» Materials provided
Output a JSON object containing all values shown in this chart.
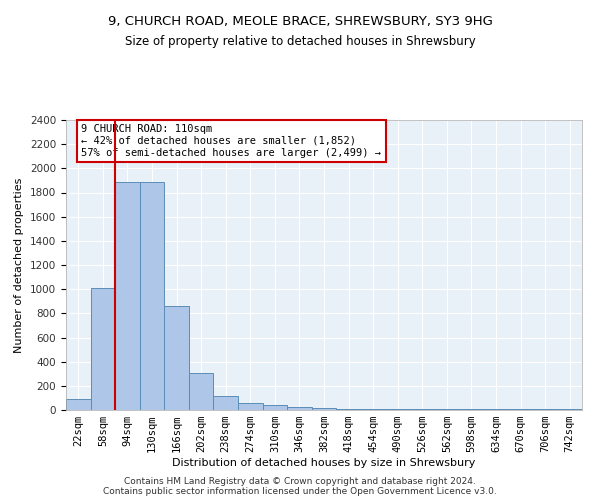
{
  "title1": "9, CHURCH ROAD, MEOLE BRACE, SHREWSBURY, SY3 9HG",
  "title2": "Size of property relative to detached houses in Shrewsbury",
  "xlabel": "Distribution of detached houses by size in Shrewsbury",
  "ylabel": "Number of detached properties",
  "bin_labels": [
    "22sqm",
    "58sqm",
    "94sqm",
    "130sqm",
    "166sqm",
    "202sqm",
    "238sqm",
    "274sqm",
    "310sqm",
    "346sqm",
    "382sqm",
    "418sqm",
    "454sqm",
    "490sqm",
    "526sqm",
    "562sqm",
    "598sqm",
    "634sqm",
    "670sqm",
    "706sqm",
    "742sqm"
  ],
  "bar_heights": [
    90,
    1010,
    1890,
    1890,
    860,
    310,
    120,
    60,
    45,
    25,
    15,
    10,
    5,
    5,
    5,
    5,
    5,
    5,
    5,
    5,
    5
  ],
  "bar_color": "#aec6e8",
  "bar_edgecolor": "#5b8db8",
  "bg_color": "#e8f0f8",
  "grid_color": "#ffffff",
  "red_line_x": 1.5,
  "annotation_text": "9 CHURCH ROAD: 110sqm\n← 42% of detached houses are smaller (1,852)\n57% of semi-detached houses are larger (2,499) →",
  "annotation_box_color": "#ffffff",
  "annotation_box_edge": "#cc0000",
  "red_line_color": "#cc0000",
  "ylim": [
    0,
    2400
  ],
  "yticks": [
    0,
    200,
    400,
    600,
    800,
    1000,
    1200,
    1400,
    1600,
    1800,
    2000,
    2200,
    2400
  ],
  "footer1": "Contains HM Land Registry data © Crown copyright and database right 2024.",
  "footer2": "Contains public sector information licensed under the Open Government Licence v3.0.",
  "title1_fontsize": 9.5,
  "title2_fontsize": 8.5,
  "xlabel_fontsize": 8,
  "ylabel_fontsize": 8,
  "tick_fontsize": 7.5,
  "annotation_fontsize": 7.5,
  "footer_fontsize": 6.5
}
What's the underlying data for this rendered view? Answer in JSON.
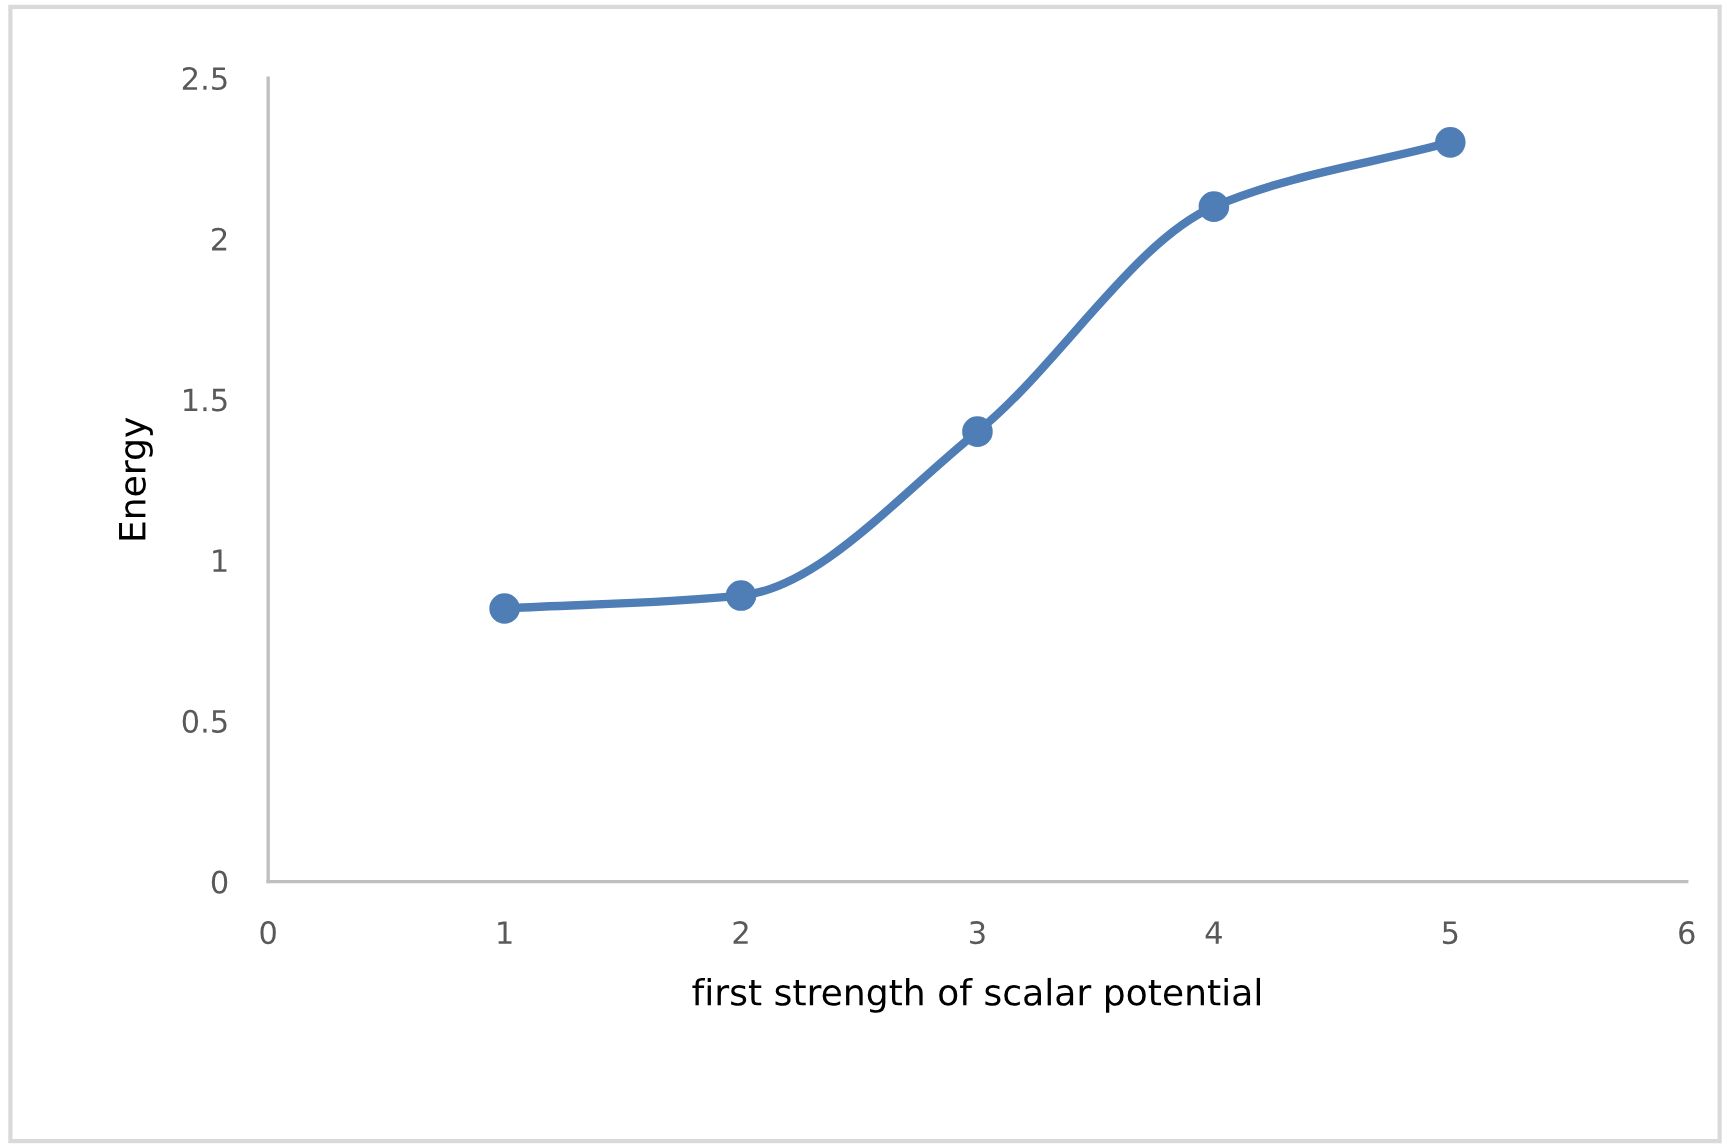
{
  "chart_data": {
    "type": "line",
    "xlabel": "first strength of scalar potential",
    "ylabel": "Energy",
    "x": [
      1,
      2,
      3,
      4,
      5
    ],
    "series": [
      {
        "color": "#4f7db5",
        "values": [
          0.85,
          0.89,
          1.4,
          2.1,
          2.3
        ]
      }
    ],
    "xlim": [
      0,
      6
    ],
    "xticks": [
      0,
      1,
      2,
      3,
      4,
      5,
      6
    ],
    "ylim": [
      0,
      2.5
    ],
    "yticks": [
      0,
      0.5,
      1,
      1.5,
      2,
      2.5
    ],
    "grid": false,
    "legend": false,
    "marker": "circle",
    "line_style": "solid"
  }
}
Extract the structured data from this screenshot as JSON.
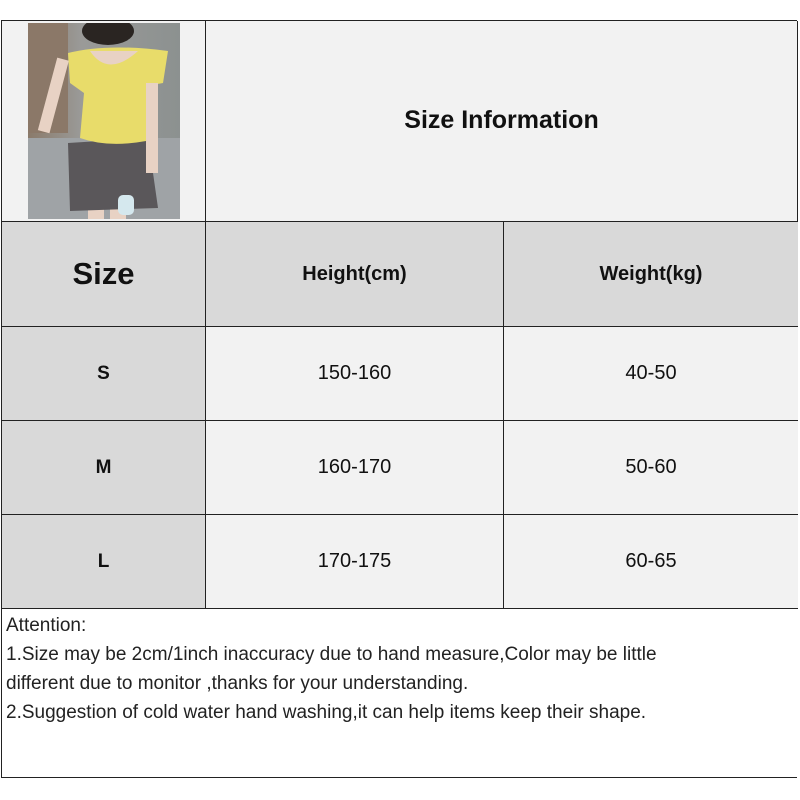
{
  "header": {
    "title": "Size Information"
  },
  "table": {
    "columns": [
      "Size",
      "Height(cm)",
      "Weight(kg)"
    ],
    "rows": [
      {
        "size": "S",
        "height": "150-160",
        "weight": "40-50"
      },
      {
        "size": "M",
        "height": "160-170",
        "weight": "50-60"
      },
      {
        "size": "L",
        "height": "170-175",
        "weight": "60-65"
      }
    ]
  },
  "notes": {
    "heading": "Attention:",
    "line1": "1.Size may be 2cm/1inch inaccuracy due to hand measure,Color may be little",
    "line2": "different due to monitor ,thanks for your understanding.",
    "line3": "2.Suggestion of cold water hand washing,it can help items keep their shape."
  },
  "colors": {
    "header_bg": "#d9d9d9",
    "cell_bg": "#f2f2f2",
    "shirt": "#e8dc6a",
    "skirt": "#5a575a"
  }
}
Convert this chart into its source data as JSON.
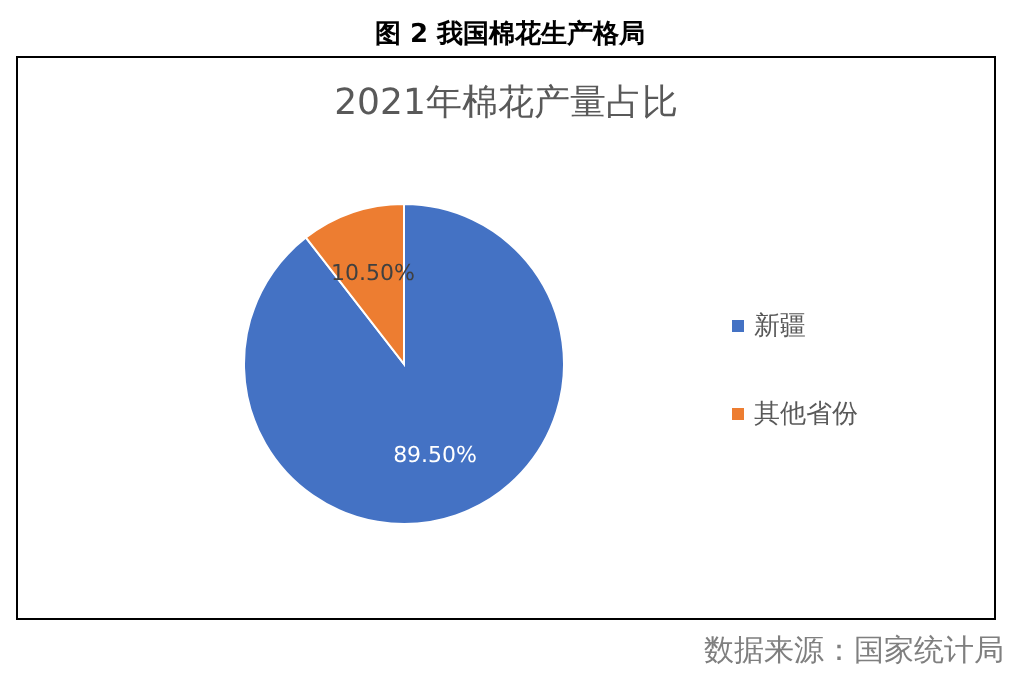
{
  "chart_data": {
    "type": "pie",
    "title": "图 2  我国棉花生产格局",
    "subtitle": "2021年棉花产量占比",
    "categories": [
      "新疆",
      "其他省份"
    ],
    "values": [
      89.5,
      10.5
    ],
    "colors": [
      "#4472c4",
      "#ed7d31"
    ],
    "value_labels": [
      "89.50%",
      "10.50%"
    ],
    "legend": "right",
    "annotations": [
      "数据来源：国家统计局"
    ]
  }
}
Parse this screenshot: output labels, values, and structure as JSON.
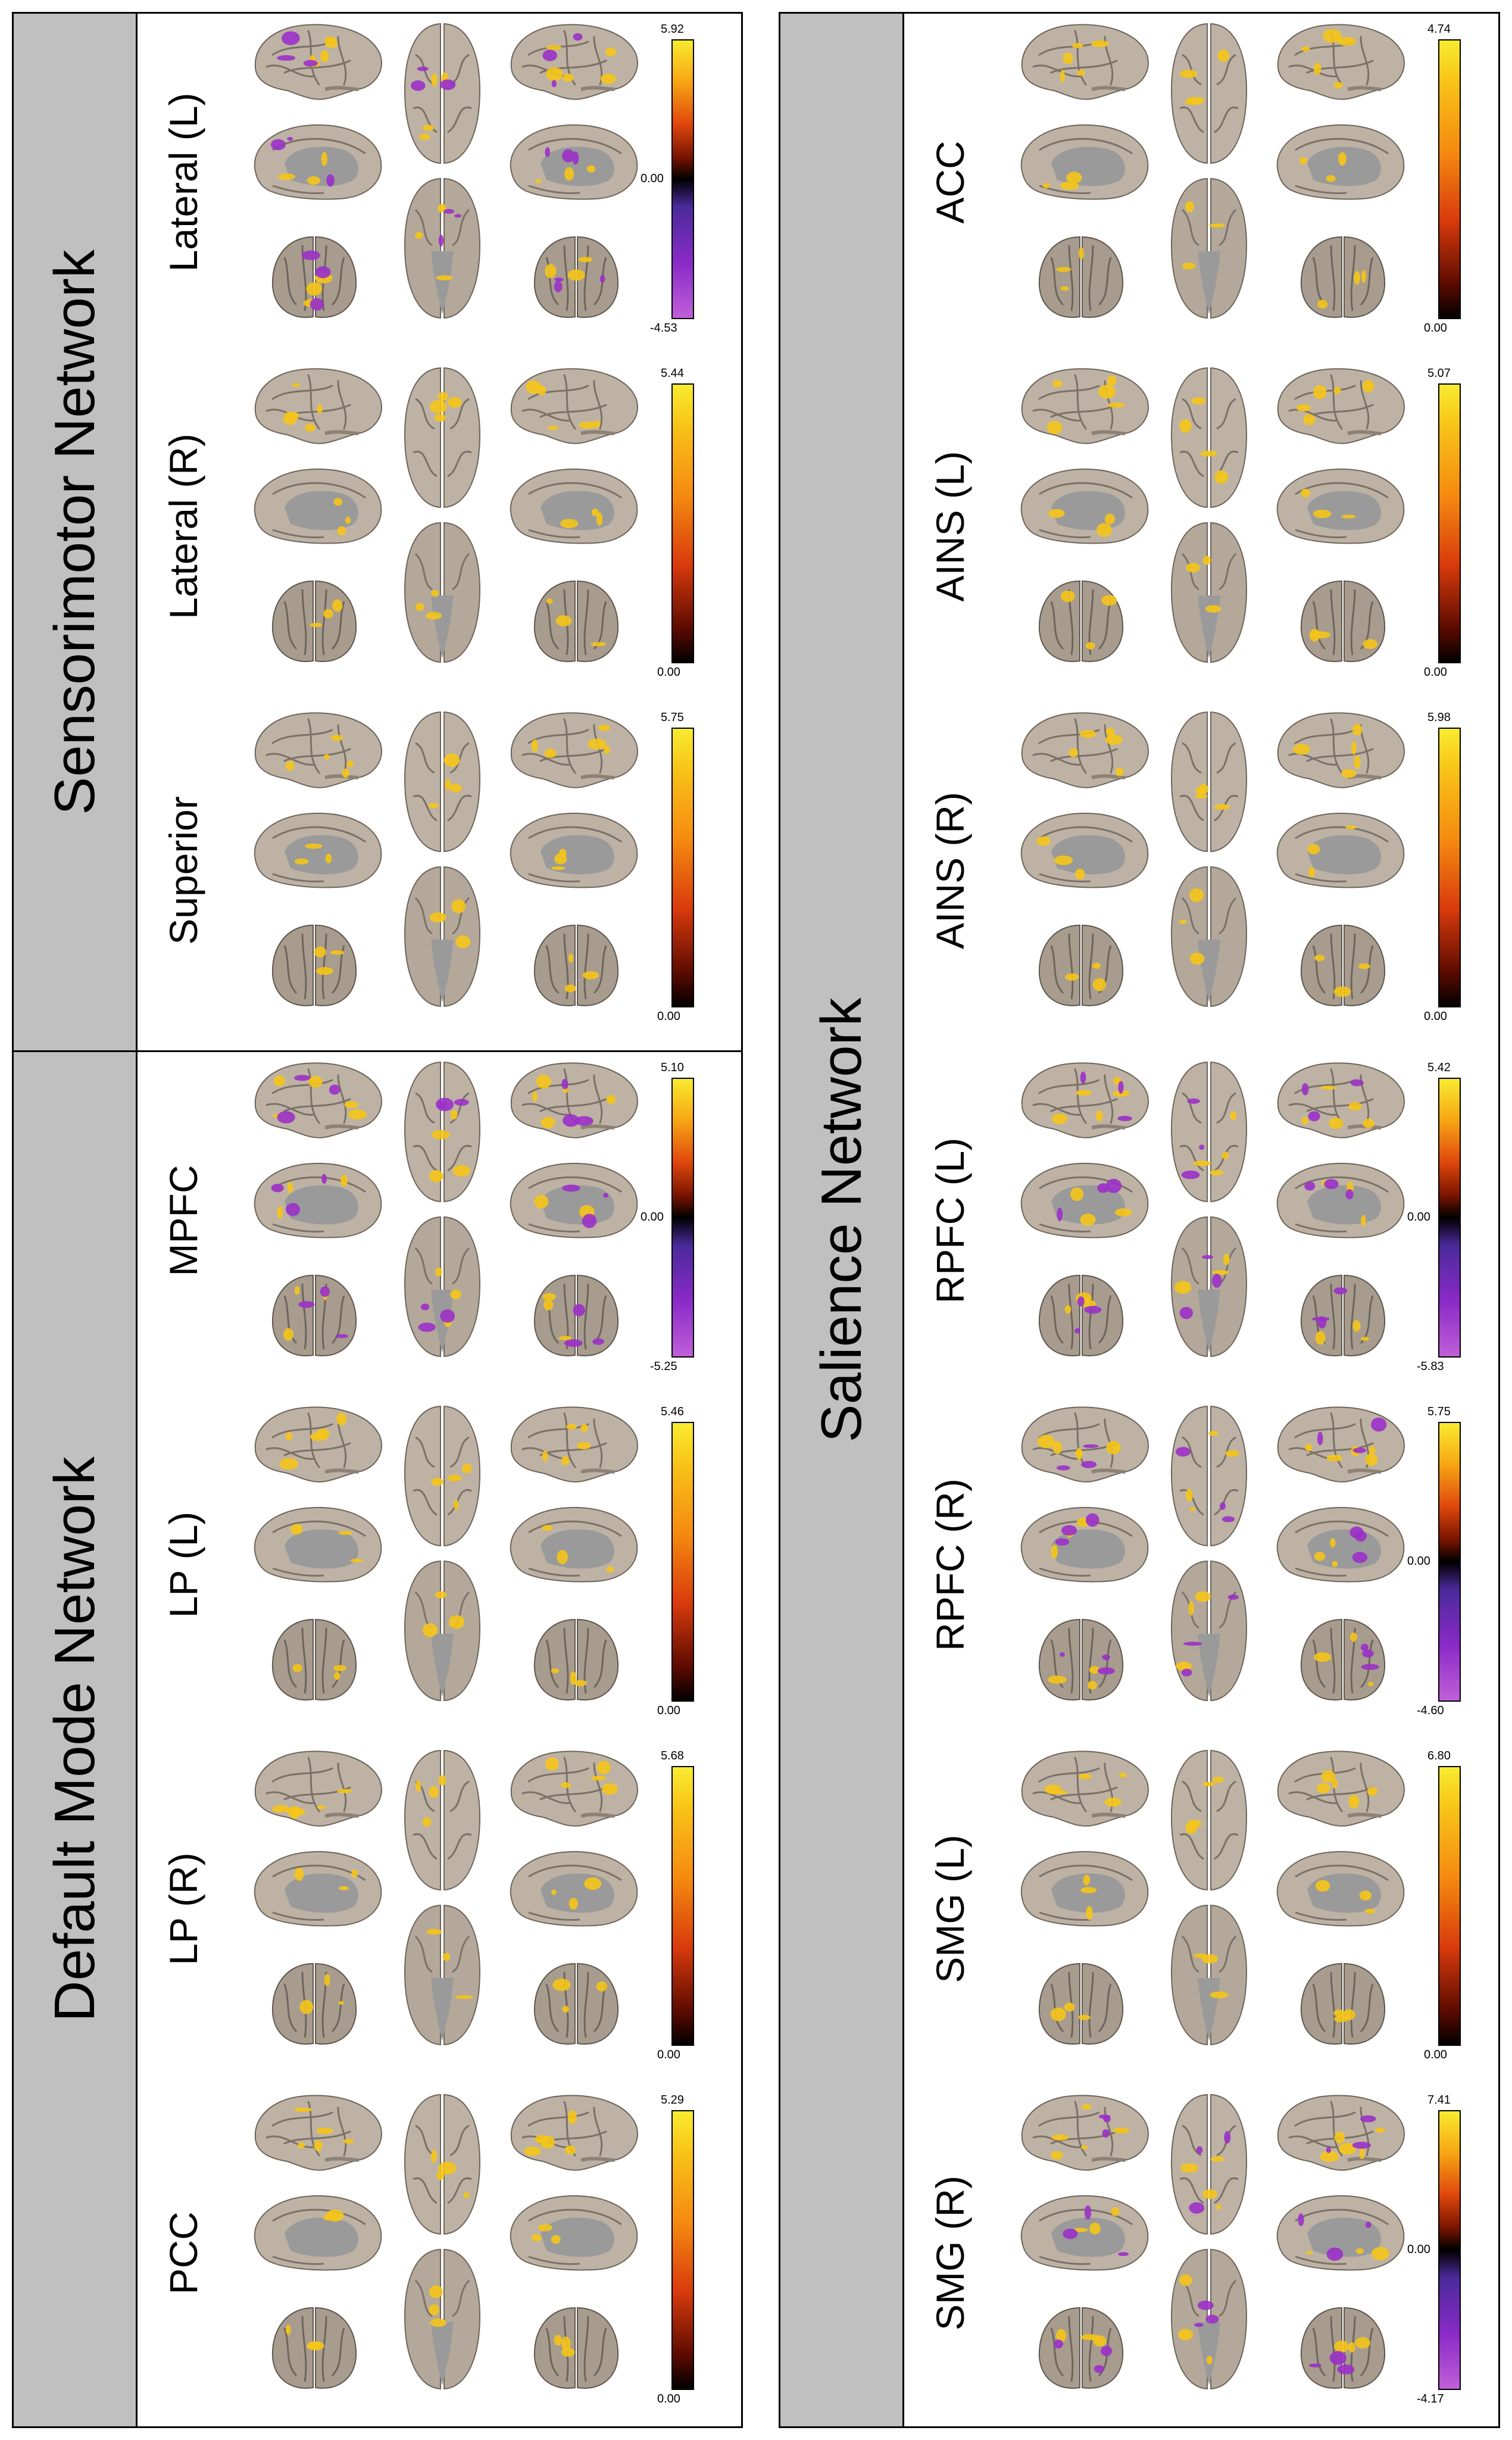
{
  "networks": [
    {
      "name": "Sensorimotor Network",
      "rows": [
        {
          "label": "Lateral (L)",
          "scale": {
            "max": "5.92",
            "mid": "0.00",
            "min": "-4.53"
          },
          "diverging": true
        },
        {
          "label": "Lateral (R)",
          "scale": {
            "max": "5.44",
            "min": "0.00"
          },
          "diverging": false
        },
        {
          "label": "Superior",
          "scale": {
            "max": "5.75",
            "min": "0.00"
          },
          "diverging": false
        }
      ]
    },
    {
      "name": "Default Mode Network",
      "rows": [
        {
          "label": "MPFC",
          "scale": {
            "max": "5.10",
            "mid": "0.00",
            "min": "-5.25"
          },
          "diverging": true
        },
        {
          "label": "LP (L)",
          "scale": {
            "max": "5.46",
            "min": "0.00"
          },
          "diverging": false
        },
        {
          "label": "LP (R)",
          "scale": {
            "max": "5.68",
            "min": "0.00"
          },
          "diverging": false
        },
        {
          "label": "PCC",
          "scale": {
            "max": "5.29",
            "min": "0.00"
          },
          "diverging": false
        }
      ]
    },
    {
      "name": "Salience Network",
      "rows": [
        {
          "label": "ACC",
          "scale": {
            "max": "4.74",
            "min": "0.00"
          },
          "diverging": false
        },
        {
          "label": "AINS (L)",
          "scale": {
            "max": "5.07",
            "min": "0.00"
          },
          "diverging": false
        },
        {
          "label": "AINS (R)",
          "scale": {
            "max": "5.98",
            "min": "0.00"
          },
          "diverging": false
        },
        {
          "label": "RPFC (L)",
          "scale": {
            "max": "5.42",
            "mid": "0.00",
            "min": "-5.83"
          },
          "diverging": true
        },
        {
          "label": "RPFC (R)",
          "scale": {
            "max": "5.75",
            "mid": "0.00",
            "min": "-4.60"
          },
          "diverging": true
        },
        {
          "label": "SMG (L)",
          "scale": {
            "max": "6.80",
            "min": "0.00"
          },
          "diverging": false
        },
        {
          "label": "SMG (R)",
          "scale": {
            "max": "7.41",
            "mid": "0.00",
            "min": "-4.17"
          },
          "diverging": true
        }
      ]
    }
  ],
  "colors": {
    "brain_fill": "#bdb2a4",
    "brain_shadow": "#8c8276",
    "brain_sulci": "#7b7166",
    "gray_matter_medial": "#9a9a9a",
    "positive_activation": "#f5c518",
    "negative_activation": "#9b30c8",
    "band_gray": "#c0c0c0"
  }
}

» Aim of the task
Collect the lines of the data that carry the word "hand".

» Exercise solution
    "line1": "1.Size may be 2cm/1inch inaccuracy due to hand measure,Color may be little",
    "line3": "2.Suggestion of cold water hand washing,it can help items keep their shape."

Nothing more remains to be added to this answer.